▶ _STATED EXERCISE_
Which lines in the records below contain the word "perballe"? Copy each of them.

▶ _LISTING_
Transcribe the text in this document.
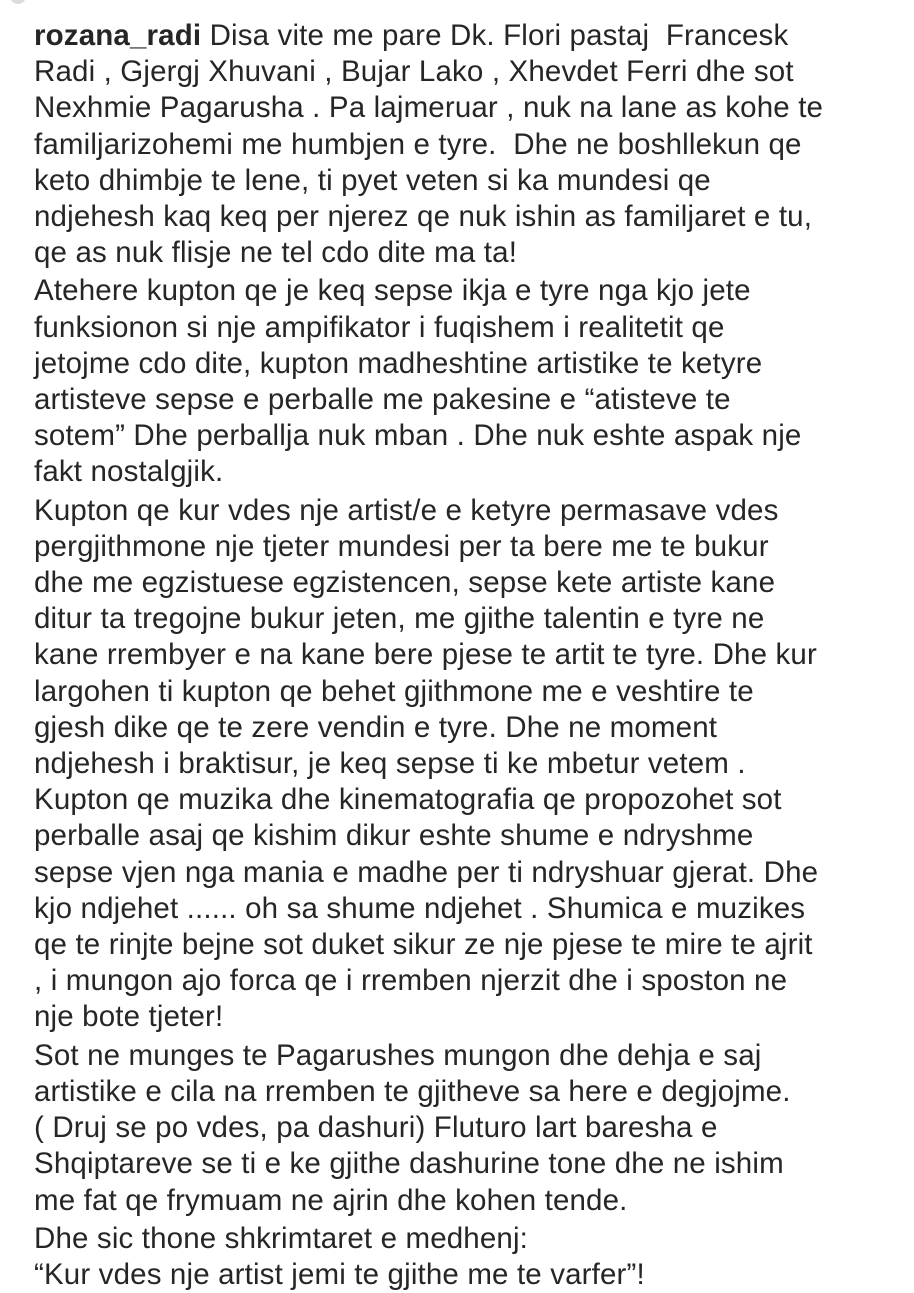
rozana_radi Disa vite me pare Dk. Flori pastaj  Francesk
Radi , Gjergj Xhuvani , Bujar Lako , Xhevdet Ferri dhe sot
Nexhmie Pagarusha . Pa lajmeruar , nuk na lane as kohe te
familjarizohemi me humbjen e tyre.  Dhe ne boshllekun qe
keto dhimbje te lene, ti pyet veten si ka mundesi qe
ndjehesh kaq keq per njerez qe nuk ishin as familjaret e tu,
qe as nuk flisje ne tel cdo dite ma ta!
Atehere kupton qe je keq sepse ikja e tyre nga kjo jete
funksionon si nje ampifikator i fuqishem i realitetit qe
jetojme cdo dite, kupton madheshtine artistike te ketyre
artisteve sepse e perballe me pakesine e “atisteve te
sotem” Dhe perballja nuk mban . Dhe nuk eshte aspak nje
fakt nostalgjik.
Kupton qe kur vdes nje artist/e e ketyre permasave vdes
pergjithmone nje tjeter mundesi per ta bere me te bukur
dhe me egzistuese egzistencen, sepse kete artiste kane
ditur ta tregojne bukur jeten, me gjithe talentin e tyre ne
kane rrembyer e na kane bere pjese te artit te tyre. Dhe kur
largohen ti kupton qe behet gjithmone me e veshtire te
gjesh dike qe te zere vendin e tyre. Dhe ne moment
ndjehesh i braktisur, je keq sepse ti ke mbetur vetem .
Kupton qe muzika dhe kinematografia qe propozohet sot
perballe asaj qe kishim dikur eshte shume e ndryshme
sepse vjen nga mania e madhe per ti ndryshuar gjerat. Dhe
kjo ndjehet ...... oh sa shume ndjehet . Shumica e muzikes
qe te rinjte bejne sot duket sikur ze nje pjese te mire te ajrit
, i mungon ajo forca qe i rremben njerzit dhe i sposton ne
nje bote tjeter!
Sot ne munges te Pagarushes mungon dhe dehja e saj
artistike e cila na rremben te gjitheve sa here e degjojme.
( Druj se po vdes, pa dashuri) Fluturo lart baresha e
Shqiptareve se ti e ke gjithe dashurine tone dhe ne ishim
me fat qe frymuam ne ajrin dhe kohen tende.
Dhe sic thone shkrimtaret e medhenj:
“Kur vdes nje artist jemi te gjithe me te varfer”!
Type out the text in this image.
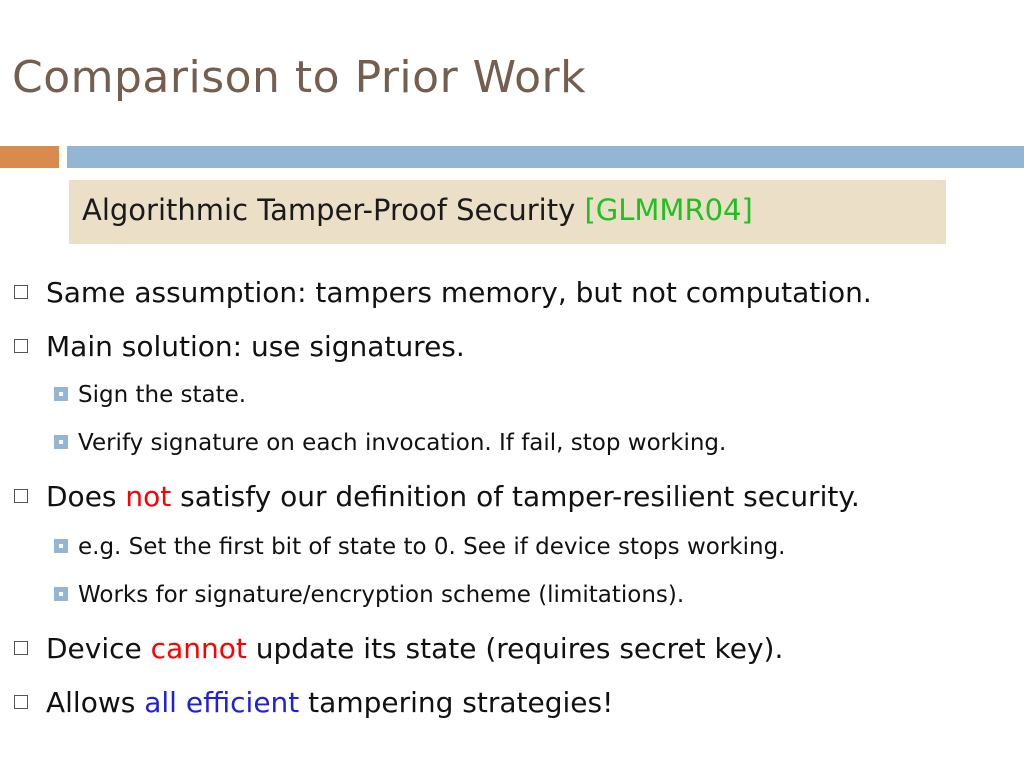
Comparison to Prior Work
Algorithmic Tamper-Proof Security [GLMMR04]
Same assumption: tampers memory, but not computation.
Main solution: use signatures.
Sign the state.
Verify signature on each invocation. If fail, stop working.
Does not satisfy our definition of tamper-resilient security.
e.g. Set the first bit of state to 0. See if device stops working.
Works for signature/encryption scheme (limitations).
Device cannot update its state (requires secret key).
Allows all efficient tampering strategies!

▶ _EXERCISE RESULT_
artisteve sepse e perballe me pakesine e “atisteve te
perballe asaj qe kishim dikur eshte shume e ndryshme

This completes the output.